Rows from a dataset:

==========

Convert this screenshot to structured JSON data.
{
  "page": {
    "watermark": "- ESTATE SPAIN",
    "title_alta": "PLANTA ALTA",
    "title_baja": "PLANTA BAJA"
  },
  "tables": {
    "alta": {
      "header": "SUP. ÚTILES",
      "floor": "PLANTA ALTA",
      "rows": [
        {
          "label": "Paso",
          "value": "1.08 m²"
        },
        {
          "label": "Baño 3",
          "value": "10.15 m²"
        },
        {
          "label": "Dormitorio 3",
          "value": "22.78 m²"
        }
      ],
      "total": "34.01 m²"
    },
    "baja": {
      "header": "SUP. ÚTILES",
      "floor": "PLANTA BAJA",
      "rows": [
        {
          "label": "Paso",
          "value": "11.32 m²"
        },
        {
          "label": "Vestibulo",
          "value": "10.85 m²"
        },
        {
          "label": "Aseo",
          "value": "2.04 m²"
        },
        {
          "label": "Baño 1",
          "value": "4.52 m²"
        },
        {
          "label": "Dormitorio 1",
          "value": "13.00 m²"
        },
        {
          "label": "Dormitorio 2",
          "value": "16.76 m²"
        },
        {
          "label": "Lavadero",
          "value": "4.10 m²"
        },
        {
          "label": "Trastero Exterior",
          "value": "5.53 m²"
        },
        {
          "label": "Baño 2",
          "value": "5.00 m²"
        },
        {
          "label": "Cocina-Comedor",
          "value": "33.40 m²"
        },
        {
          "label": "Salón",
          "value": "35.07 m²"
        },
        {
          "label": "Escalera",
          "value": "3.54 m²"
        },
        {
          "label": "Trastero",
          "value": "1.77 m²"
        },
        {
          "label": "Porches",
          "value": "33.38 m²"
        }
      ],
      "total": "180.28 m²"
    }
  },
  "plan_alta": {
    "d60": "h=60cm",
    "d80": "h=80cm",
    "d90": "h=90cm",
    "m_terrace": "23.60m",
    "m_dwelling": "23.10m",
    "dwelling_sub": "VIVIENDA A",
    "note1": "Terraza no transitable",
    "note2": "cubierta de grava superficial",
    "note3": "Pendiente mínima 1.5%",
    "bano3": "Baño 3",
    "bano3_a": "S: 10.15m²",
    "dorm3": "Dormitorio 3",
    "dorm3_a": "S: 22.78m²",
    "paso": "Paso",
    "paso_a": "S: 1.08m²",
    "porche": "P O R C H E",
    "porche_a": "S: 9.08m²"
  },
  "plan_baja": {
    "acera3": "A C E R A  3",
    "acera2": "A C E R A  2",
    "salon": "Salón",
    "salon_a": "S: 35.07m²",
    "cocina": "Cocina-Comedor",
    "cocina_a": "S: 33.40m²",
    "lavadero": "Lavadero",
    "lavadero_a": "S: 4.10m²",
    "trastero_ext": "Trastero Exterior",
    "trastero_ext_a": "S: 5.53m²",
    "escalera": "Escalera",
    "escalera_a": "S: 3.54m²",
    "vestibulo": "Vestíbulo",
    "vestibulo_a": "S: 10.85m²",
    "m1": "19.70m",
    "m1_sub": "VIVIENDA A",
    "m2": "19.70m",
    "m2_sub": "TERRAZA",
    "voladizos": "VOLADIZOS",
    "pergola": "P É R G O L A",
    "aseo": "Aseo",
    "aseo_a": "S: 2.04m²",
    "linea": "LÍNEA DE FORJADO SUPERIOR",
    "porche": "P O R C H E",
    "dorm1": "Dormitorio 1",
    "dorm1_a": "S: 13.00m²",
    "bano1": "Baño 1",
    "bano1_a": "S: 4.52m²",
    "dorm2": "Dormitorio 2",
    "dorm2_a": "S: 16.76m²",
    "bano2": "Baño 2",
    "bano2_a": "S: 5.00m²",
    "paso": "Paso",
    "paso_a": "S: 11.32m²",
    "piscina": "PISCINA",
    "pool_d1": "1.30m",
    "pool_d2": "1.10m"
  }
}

==========

Task details: Reproduce the listing in full. Keep it exactly as written.

Exercise answer:
Convert this screenshot to structured JSON data.
{
  "page": {
    "watermark": "- ESTATE SPAIN",
    "title_alta": "PLANTA ALTA",
    "title_baja": "PLANTA BAJA"
  },
  "tables": {
    "alta": {
      "header": "SUP. ÚTILES",
      "floor": "PLANTA ALTA",
      "rows": [
        {
          "label": "Paso",
          "value": "1.08 m²"
        },
        {
          "label": "Baño 3",
          "value": "10.15 m²"
        },
        {
          "label": "Dormitorio 3",
          "value": "22.78 m²"
        }
      ],
      "total": "34.01 m²"
    },
    "baja": {
      "header": "SUP. ÚTILES",
      "floor": "PLANTA BAJA",
      "rows": [
        {
          "label": "Paso",
          "value": "11.32 m²"
        },
        {
          "label": "Vestibulo",
          "value": "10.85 m²"
        },
        {
          "label": "Aseo",
          "value": "2.04 m²"
        },
        {
          "label": "Baño 1",
          "value": "4.52 m²"
        },
        {
          "label": "Dormitorio 1",
          "value": "13.00 m²"
        },
        {
          "label": "Dormitorio 2",
          "value": "16.76 m²"
        },
        {
          "label": "Lavadero",
          "value": "4.10 m²"
        },
        {
          "label": "Trastero Exterior",
          "value": "5.53 m²"
        },
        {
          "label": "Baño 2",
          "value": "5.00 m²"
        },
        {
          "label": "Cocina-Comedor",
          "value": "33.40 m²"
        },
        {
          "label": "Salón",
          "value": "35.07 m²"
        },
        {
          "label": "Escalera",
          "value": "3.54 m²"
        },
        {
          "label": "Trastero",
          "value": "1.77 m²"
        },
        {
          "label": "Porches",
          "value": "33.38 m²"
        }
      ],
      "total": "180.28 m²"
    }
  },
  "plan_alta": {
    "d60": "h=60cm",
    "d80": "h=80cm",
    "d90": "h=90cm",
    "m_terrace": "23.60m",
    "m_dwelling": "23.10m",
    "dwelling_sub": "VIVIENDA A",
    "note1": "Terraza no transitable",
    "note2": "cubierta de grava superficial",
    "note3": "Pendiente mínima 1.5%",
    "bano3": "Baño 3",
    "bano3_a": "S: 10.15m²",
    "dorm3": "Dormitorio 3",
    "dorm3_a": "S: 22.78m²",
    "paso": "Paso",
    "paso_a": "S: 1.08m²",
    "porche": "P O R C H E",
    "porche_a": "S: 9.08m²"
  },
  "plan_baja": {
    "acera3": "A C E R A  3",
    "acera2": "A C E R A  2",
    "salon": "Salón",
    "salon_a": "S: 35.07m²",
    "cocina": "Cocina-Comedor",
    "cocina_a": "S: 33.40m²",
    "lavadero": "Lavadero",
    "lavadero_a": "S: 4.10m²",
    "trastero_ext": "Trastero Exterior",
    "trastero_ext_a": "S: 5.53m²",
    "escalera": "Escalera",
    "escalera_a": "S: 3.54m²",
    "vestibulo": "Vestíbulo",
    "vestibulo_a": "S: 10.85m²",
    "m1": "19.70m",
    "m1_sub": "VIVIENDA A",
    "m2": "19.70m",
    "m2_sub": "TERRAZA",
    "voladizos": "VOLADIZOS",
    "pergola": "P É R G O L A",
    "aseo": "Aseo",
    "aseo_a": "S: 2.04m²",
    "linea": "LÍNEA DE FORJADO SUPERIOR",
    "porche": "P O R C H E",
    "dorm1": "Dormitorio 1",
    "dorm1_a": "S: 13.00m²",
    "bano1": "Baño 1",
    "bano1_a": "S: 4.52m²",
    "dorm2": "Dormitorio 2",
    "dorm2_a": "S: 16.76m²",
    "bano2": "Baño 2",
    "bano2_a": "S: 5.00m²",
    "paso": "Paso",
    "paso_a": "S: 11.32m²",
    "piscina": "PISCINA",
    "pool_d1": "1.30m",
    "pool_d2": "1.10m"
  }
}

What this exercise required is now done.